[Start Input for this task]
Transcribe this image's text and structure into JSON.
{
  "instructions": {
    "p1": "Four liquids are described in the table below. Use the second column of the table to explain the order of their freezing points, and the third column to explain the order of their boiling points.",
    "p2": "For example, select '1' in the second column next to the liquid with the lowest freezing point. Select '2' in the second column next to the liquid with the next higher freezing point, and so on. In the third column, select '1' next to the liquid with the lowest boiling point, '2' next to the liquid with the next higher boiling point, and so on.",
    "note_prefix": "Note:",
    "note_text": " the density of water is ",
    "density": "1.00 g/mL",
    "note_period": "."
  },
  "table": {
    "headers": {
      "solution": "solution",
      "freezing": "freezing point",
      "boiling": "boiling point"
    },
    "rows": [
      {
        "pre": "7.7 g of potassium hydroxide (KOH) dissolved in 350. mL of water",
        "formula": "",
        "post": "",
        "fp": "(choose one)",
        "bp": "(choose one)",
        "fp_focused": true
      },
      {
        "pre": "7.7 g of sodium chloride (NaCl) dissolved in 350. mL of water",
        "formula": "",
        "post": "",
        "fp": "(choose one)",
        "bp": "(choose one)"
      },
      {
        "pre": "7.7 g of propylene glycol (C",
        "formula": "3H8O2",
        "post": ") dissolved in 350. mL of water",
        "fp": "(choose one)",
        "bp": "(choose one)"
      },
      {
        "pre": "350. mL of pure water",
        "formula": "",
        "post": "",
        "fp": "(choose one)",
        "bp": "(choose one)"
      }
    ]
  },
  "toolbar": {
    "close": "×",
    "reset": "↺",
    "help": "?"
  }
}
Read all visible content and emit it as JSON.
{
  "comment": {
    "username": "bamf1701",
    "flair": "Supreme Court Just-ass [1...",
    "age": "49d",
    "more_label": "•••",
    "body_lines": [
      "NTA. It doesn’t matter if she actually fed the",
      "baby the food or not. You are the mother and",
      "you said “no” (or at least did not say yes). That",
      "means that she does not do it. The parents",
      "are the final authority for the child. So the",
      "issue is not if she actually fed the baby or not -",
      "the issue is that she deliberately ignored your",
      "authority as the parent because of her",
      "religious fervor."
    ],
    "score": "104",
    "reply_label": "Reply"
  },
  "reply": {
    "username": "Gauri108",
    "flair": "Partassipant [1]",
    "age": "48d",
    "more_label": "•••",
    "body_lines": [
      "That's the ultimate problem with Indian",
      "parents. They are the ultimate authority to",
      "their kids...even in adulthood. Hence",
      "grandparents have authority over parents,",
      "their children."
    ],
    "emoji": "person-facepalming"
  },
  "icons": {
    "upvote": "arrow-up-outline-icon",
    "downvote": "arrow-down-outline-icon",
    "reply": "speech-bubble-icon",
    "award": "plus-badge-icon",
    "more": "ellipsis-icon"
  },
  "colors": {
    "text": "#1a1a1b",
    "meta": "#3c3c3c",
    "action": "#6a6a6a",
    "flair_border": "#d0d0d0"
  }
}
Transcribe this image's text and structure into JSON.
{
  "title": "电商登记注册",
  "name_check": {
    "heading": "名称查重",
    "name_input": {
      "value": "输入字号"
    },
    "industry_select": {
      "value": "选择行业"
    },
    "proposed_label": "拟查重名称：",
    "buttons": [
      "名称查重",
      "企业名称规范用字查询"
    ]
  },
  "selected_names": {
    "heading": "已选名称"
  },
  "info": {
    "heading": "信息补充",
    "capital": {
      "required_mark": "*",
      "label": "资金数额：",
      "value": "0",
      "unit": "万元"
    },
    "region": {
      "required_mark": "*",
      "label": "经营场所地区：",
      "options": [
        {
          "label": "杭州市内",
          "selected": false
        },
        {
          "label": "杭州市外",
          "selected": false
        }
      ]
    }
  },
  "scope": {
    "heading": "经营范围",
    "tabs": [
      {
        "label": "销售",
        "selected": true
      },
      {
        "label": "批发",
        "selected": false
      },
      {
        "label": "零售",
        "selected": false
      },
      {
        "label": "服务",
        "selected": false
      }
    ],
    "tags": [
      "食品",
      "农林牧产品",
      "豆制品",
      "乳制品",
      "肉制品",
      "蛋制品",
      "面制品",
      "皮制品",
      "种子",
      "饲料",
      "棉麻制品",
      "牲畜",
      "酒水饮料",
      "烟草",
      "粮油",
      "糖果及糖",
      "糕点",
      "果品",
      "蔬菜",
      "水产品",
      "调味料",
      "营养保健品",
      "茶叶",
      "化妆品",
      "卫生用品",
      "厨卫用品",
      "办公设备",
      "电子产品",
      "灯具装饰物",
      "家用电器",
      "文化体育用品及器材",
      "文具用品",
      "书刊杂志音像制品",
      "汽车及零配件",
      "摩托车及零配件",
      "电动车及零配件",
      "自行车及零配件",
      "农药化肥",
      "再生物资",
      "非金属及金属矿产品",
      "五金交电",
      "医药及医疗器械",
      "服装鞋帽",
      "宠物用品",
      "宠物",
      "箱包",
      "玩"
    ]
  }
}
[End Input for this task]
Challenge: Your task is to output the full set of records exactly as presented.

Full output:
Transcribe this image's text and structure into JSON.
{
  "instructions": {
    "p1": "Four liquids are described in the table below. Use the second column of the table to explain the order of their freezing points, and the third column to explain the order of their boiling points.",
    "p2": "For example, select '1' in the second column next to the liquid with the lowest freezing point. Select '2' in the second column next to the liquid with the next higher freezing point, and so on. In the third column, select '1' next to the liquid with the lowest boiling point, '2' next to the liquid with the next higher boiling point, and so on.",
    "note_prefix": "Note:",
    "note_text": " the density of water is ",
    "density": "1.00 g/mL",
    "note_period": "."
  },
  "table": {
    "headers": {
      "solution": "solution",
      "freezing": "freezing point",
      "boiling": "boiling point"
    },
    "rows": [
      {
        "pre": "7.7 g of potassium hydroxide (KOH) dissolved in 350. mL of water",
        "formula": "",
        "post": "",
        "fp": "(choose one)",
        "bp": "(choose one)",
        "fp_focused": true
      },
      {
        "pre": "7.7 g of sodium chloride (NaCl) dissolved in 350. mL of water",
        "formula": "",
        "post": "",
        "fp": "(choose one)",
        "bp": "(choose one)"
      },
      {
        "pre": "7.7 g of propylene glycol (C",
        "formula": "3H8O2",
        "post": ") dissolved in 350. mL of water",
        "fp": "(choose one)",
        "bp": "(choose one)"
      },
      {
        "pre": "350. mL of pure water",
        "formula": "",
        "post": "",
        "fp": "(choose one)",
        "bp": "(choose one)"
      }
    ]
  },
  "toolbar": {
    "close": "×",
    "reset": "↺",
    "help": "?"
  }
}
Read all visible content and emit it as JSON.
{
  "comment": {
    "username": "bamf1701",
    "flair": "Supreme Court Just-ass [1...",
    "age": "49d",
    "more_label": "•••",
    "body_lines": [
      "NTA. It doesn’t matter if she actually fed the",
      "baby the food or not. You are the mother and",
      "you said “no” (or at least did not say yes). That",
      "means that she does not do it. The parents",
      "are the final authority for the child. So the",
      "issue is not if she actually fed the baby or not -",
      "the issue is that she deliberately ignored your",
      "authority as the parent because of her",
      "religious fervor."
    ],
    "score": "104",
    "reply_label": "Reply"
  },
  "reply": {
    "username": "Gauri108",
    "flair": "Partassipant [1]",
    "age": "48d",
    "more_label": "•••",
    "body_lines": [
      "That's the ultimate problem with Indian",
      "parents. They are the ultimate authority to",
      "their kids...even in adulthood. Hence",
      "grandparents have authority over parents,",
      "their children."
    ],
    "emoji": "person-facepalming"
  },
  "icons": {
    "upvote": "arrow-up-outline-icon",
    "downvote": "arrow-down-outline-icon",
    "reply": "speech-bubble-icon",
    "award": "plus-badge-icon",
    "more": "ellipsis-icon"
  },
  "colors": {
    "text": "#1a1a1b",
    "meta": "#3c3c3c",
    "action": "#6a6a6a",
    "flair_border": "#d0d0d0"
  }
}
Transcribe this image's text and structure into JSON.
{
  "title": "电商登记注册",
  "name_check": {
    "heading": "名称查重",
    "name_input": {
      "value": "输入字号"
    },
    "industry_select": {
      "value": "选择行业"
    },
    "proposed_label": "拟查重名称：",
    "buttons": [
      "名称查重",
      "企业名称规范用字查询"
    ]
  },
  "selected_names": {
    "heading": "已选名称"
  },
  "info": {
    "heading": "信息补充",
    "capital": {
      "required_mark": "*",
      "label": "资金数额：",
      "value": "0",
      "unit": "万元"
    },
    "region": {
      "required_mark": "*",
      "label": "经营场所地区：",
      "options": [
        {
          "label": "杭州市内",
          "selected": false
        },
        {
          "label": "杭州市外",
          "selected": false
        }
      ]
    }
  },
  "scope": {
    "heading": "经营范围",
    "tabs": [
      {
        "label": "销售",
        "selected": true
      },
      {
        "label": "批发",
        "selected": false
      },
      {
        "label": "零售",
        "selected": false
      },
      {
        "label": "服务",
        "selected": false
      }
    ],
    "tags": [
      "食品",
      "农林牧产品",
      "豆制品",
      "乳制品",
      "肉制品",
      "蛋制品",
      "面制品",
      "皮制品",
      "种子",
      "饲料",
      "棉麻制品",
      "牲畜",
      "酒水饮料",
      "烟草",
      "粮油",
      "糖果及糖",
      "糕点",
      "果品",
      "蔬菜",
      "水产品",
      "调味料",
      "营养保健品",
      "茶叶",
      "化妆品",
      "卫生用品",
      "厨卫用品",
      "办公设备",
      "电子产品",
      "灯具装饰物",
      "家用电器",
      "文化体育用品及器材",
      "文具用品",
      "书刊杂志音像制品",
      "汽车及零配件",
      "摩托车及零配件",
      "电动车及零配件",
      "自行车及零配件",
      "农药化肥",
      "再生物资",
      "非金属及金属矿产品",
      "五金交电",
      "医药及医疗器械",
      "服装鞋帽",
      "宠物用品",
      "宠物",
      "箱包",
      "玩"
    ]
  }
}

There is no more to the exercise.